### MATERIAL SHOWN ###

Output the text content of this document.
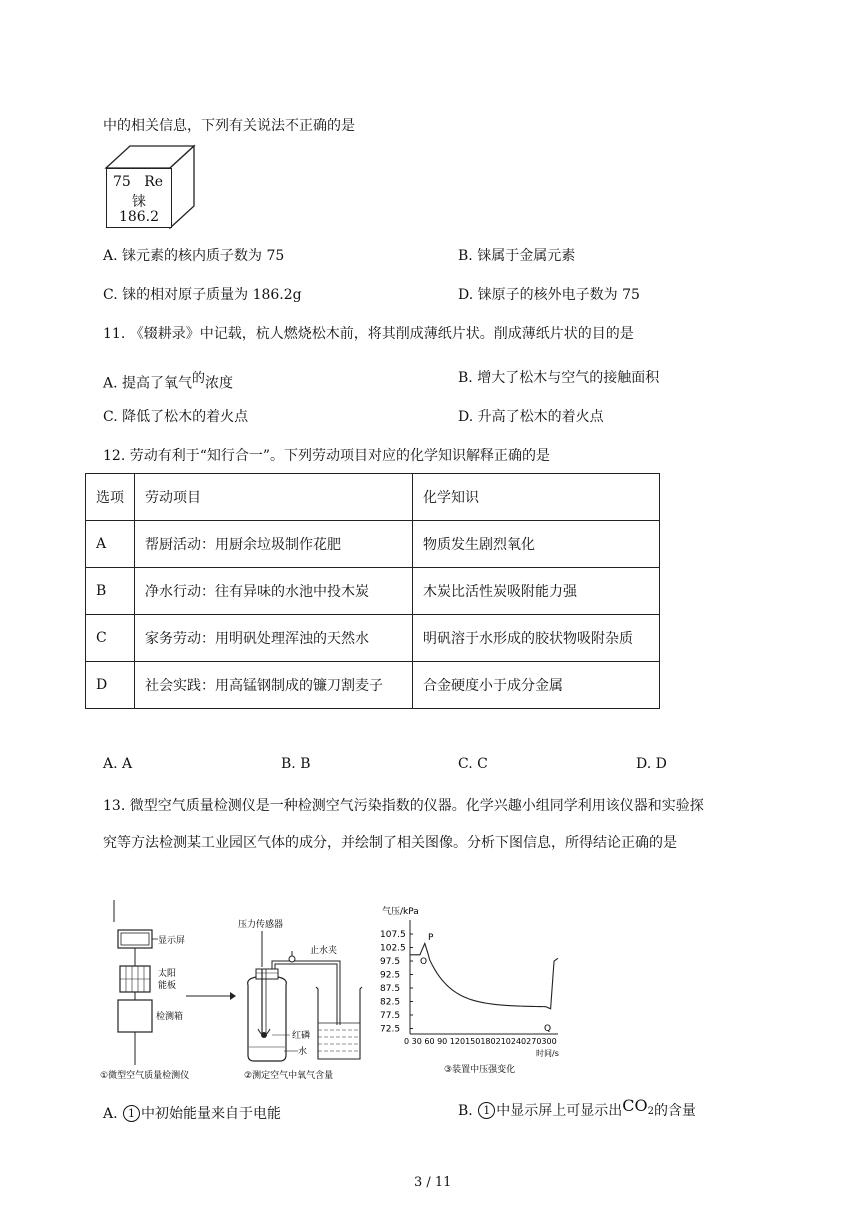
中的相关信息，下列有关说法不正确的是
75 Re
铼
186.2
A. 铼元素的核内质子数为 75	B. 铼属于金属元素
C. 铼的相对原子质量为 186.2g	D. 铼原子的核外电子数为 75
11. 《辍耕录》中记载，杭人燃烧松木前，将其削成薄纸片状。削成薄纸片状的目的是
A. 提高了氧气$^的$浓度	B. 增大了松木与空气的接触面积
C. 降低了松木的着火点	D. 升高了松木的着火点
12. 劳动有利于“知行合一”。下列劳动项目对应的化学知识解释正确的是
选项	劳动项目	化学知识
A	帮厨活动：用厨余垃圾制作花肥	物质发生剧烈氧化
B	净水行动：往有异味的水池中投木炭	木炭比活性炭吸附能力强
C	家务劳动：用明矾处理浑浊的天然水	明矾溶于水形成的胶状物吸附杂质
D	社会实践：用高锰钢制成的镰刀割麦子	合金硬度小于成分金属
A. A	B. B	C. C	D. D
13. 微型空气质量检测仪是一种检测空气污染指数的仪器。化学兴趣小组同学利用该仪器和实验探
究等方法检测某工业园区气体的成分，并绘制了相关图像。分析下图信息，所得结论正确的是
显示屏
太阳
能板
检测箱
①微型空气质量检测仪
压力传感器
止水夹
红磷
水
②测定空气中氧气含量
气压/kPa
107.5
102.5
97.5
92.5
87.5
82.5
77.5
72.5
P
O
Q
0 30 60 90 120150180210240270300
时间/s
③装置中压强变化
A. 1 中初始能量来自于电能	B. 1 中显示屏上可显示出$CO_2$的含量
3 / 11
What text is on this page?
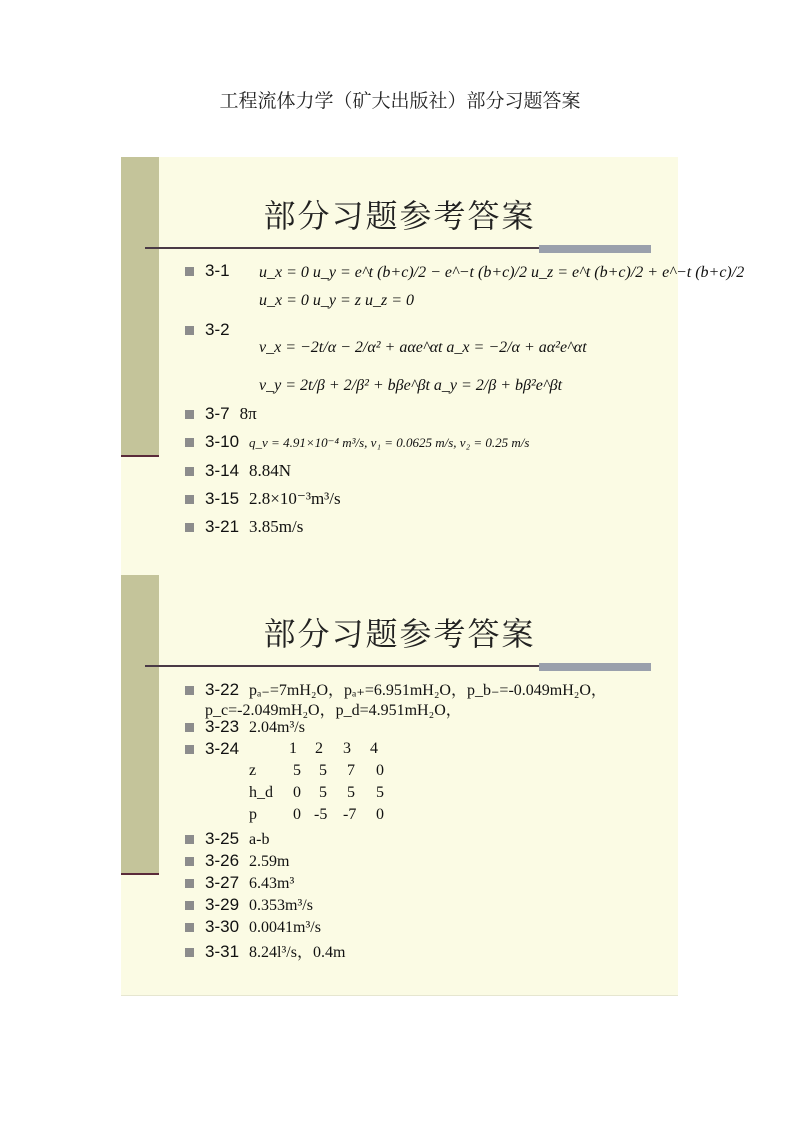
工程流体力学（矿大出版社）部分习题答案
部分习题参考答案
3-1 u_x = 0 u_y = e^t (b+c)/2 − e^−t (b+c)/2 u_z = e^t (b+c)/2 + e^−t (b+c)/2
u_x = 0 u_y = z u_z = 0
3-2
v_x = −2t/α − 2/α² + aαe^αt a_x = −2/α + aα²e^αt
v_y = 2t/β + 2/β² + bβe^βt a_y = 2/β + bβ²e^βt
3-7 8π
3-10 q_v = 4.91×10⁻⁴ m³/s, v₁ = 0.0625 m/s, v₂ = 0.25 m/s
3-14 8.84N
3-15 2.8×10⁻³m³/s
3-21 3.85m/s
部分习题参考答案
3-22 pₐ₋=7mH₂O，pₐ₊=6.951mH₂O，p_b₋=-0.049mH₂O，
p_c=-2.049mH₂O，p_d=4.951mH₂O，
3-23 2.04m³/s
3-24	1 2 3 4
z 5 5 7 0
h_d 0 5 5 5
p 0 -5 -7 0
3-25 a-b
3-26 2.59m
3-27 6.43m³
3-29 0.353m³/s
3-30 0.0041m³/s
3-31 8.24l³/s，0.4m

###
### MATERIAL SHOWN ###

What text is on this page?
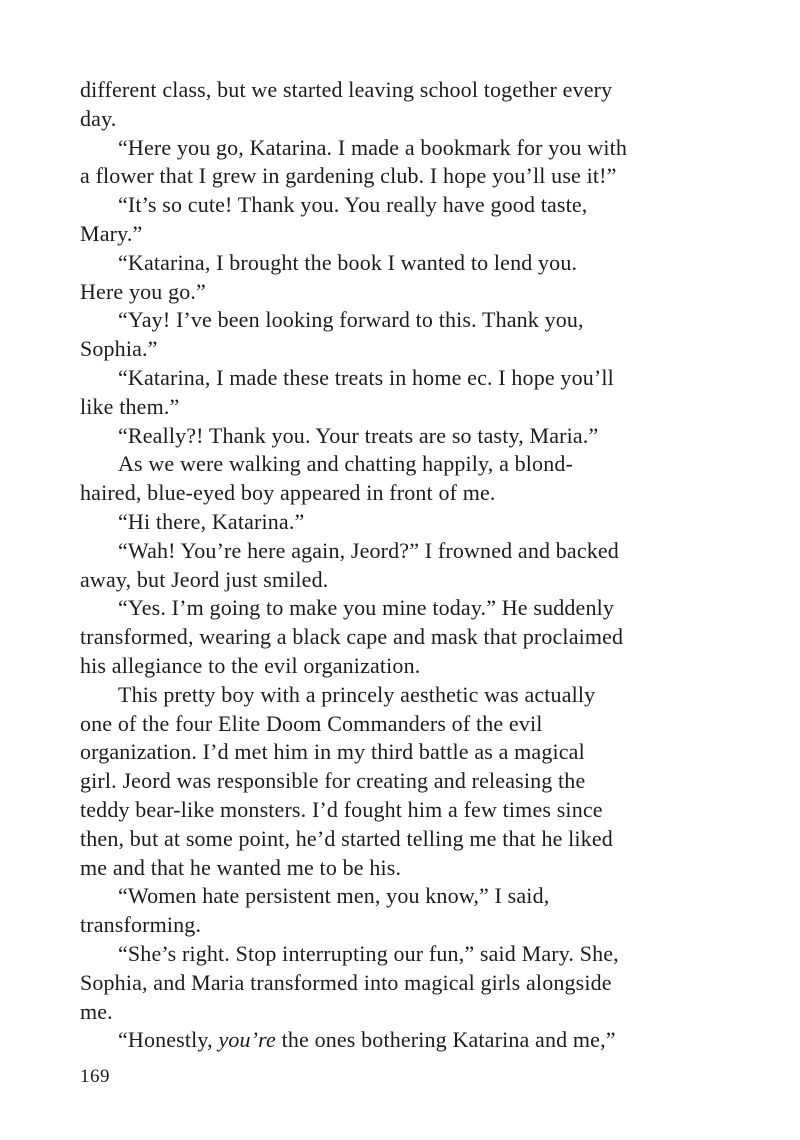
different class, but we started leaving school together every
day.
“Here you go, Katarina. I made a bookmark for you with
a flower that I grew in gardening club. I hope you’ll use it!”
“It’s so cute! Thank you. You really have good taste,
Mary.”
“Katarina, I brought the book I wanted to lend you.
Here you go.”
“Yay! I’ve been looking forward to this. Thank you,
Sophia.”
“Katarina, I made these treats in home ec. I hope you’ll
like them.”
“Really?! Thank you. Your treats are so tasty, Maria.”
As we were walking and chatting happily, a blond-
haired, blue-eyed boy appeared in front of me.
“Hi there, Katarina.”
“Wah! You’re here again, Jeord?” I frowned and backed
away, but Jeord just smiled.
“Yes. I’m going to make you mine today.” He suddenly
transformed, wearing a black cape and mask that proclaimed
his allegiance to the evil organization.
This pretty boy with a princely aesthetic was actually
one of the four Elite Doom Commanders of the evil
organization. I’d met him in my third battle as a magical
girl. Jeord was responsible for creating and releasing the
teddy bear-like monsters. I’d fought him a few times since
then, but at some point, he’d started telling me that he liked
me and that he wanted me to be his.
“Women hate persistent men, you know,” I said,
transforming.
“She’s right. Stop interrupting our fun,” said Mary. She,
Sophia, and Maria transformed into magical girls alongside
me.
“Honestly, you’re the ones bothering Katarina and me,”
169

###

WRITTEN REQUEST:
Pull every line containing "evil" from the data.

RESPONSE TO THE EXERCISE:
his allegiance to the evil organization.
one of the four Elite Doom Commanders of the evil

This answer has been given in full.